* [Directive]: Each entry below should be written out exactly as it is, with no pictures.

* [Extracted entries]:
☆ ☆ ☆ ☆

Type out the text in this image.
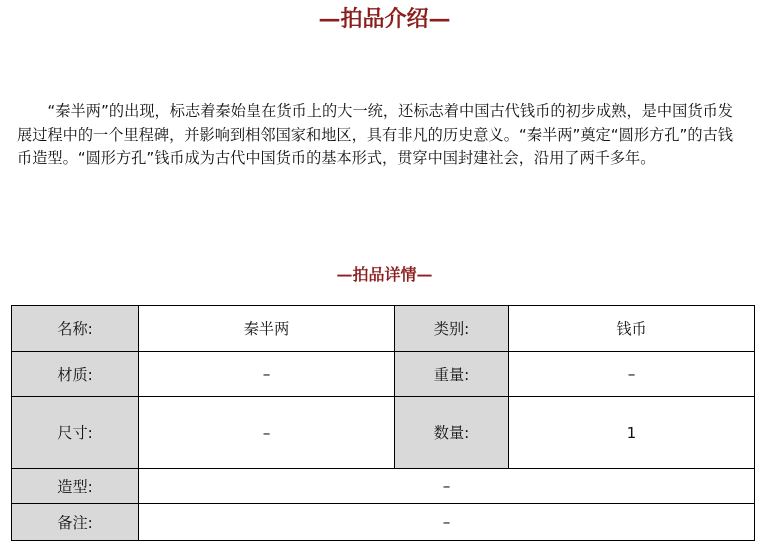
—拍品介绍—

“秦半两”的出现，标志着秦始皇在货币上的大一统，还标志着中国古代钱币的初步成熟，是中国货币发展过程中的一个里程碑，并影响到相邻国家和地区，具有非凡的历史意义。“秦半两”奠定“圆形方孔”的古钱币造型。“圆形方孔”钱币成为古代中国货币的基本形式，贯穿中国封建社会，沿用了两千多年。

—拍品详情—
名称:	秦半两	类别:	钱币
材质:	–	重量:	–
尺寸:	–	数量:	1
造型:	–		
备注:	–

☆ ☆ ☆ ☆

* [The output]:
Type out the text in this image.
—拍品介绍—

“秦半两”的出现，标志着秦始皇在货币上的大一统，还标志着中国古代钱币的初步成熟，是中国货币发展过程中的一个里程碑，并影响到相邻国家和地区，具有非凡的历史意义。“秦半两”奠定“圆形方孔”的古钱币造型。“圆形方孔”钱币成为古代中国货币的基本形式，贯穿中国封建社会，沿用了两千多年。

—拍品详情—
名称:	秦半两	类别:	钱币
材质:	–	重量:	–
尺寸:	–	数量:	1
造型:	–		
备注:	–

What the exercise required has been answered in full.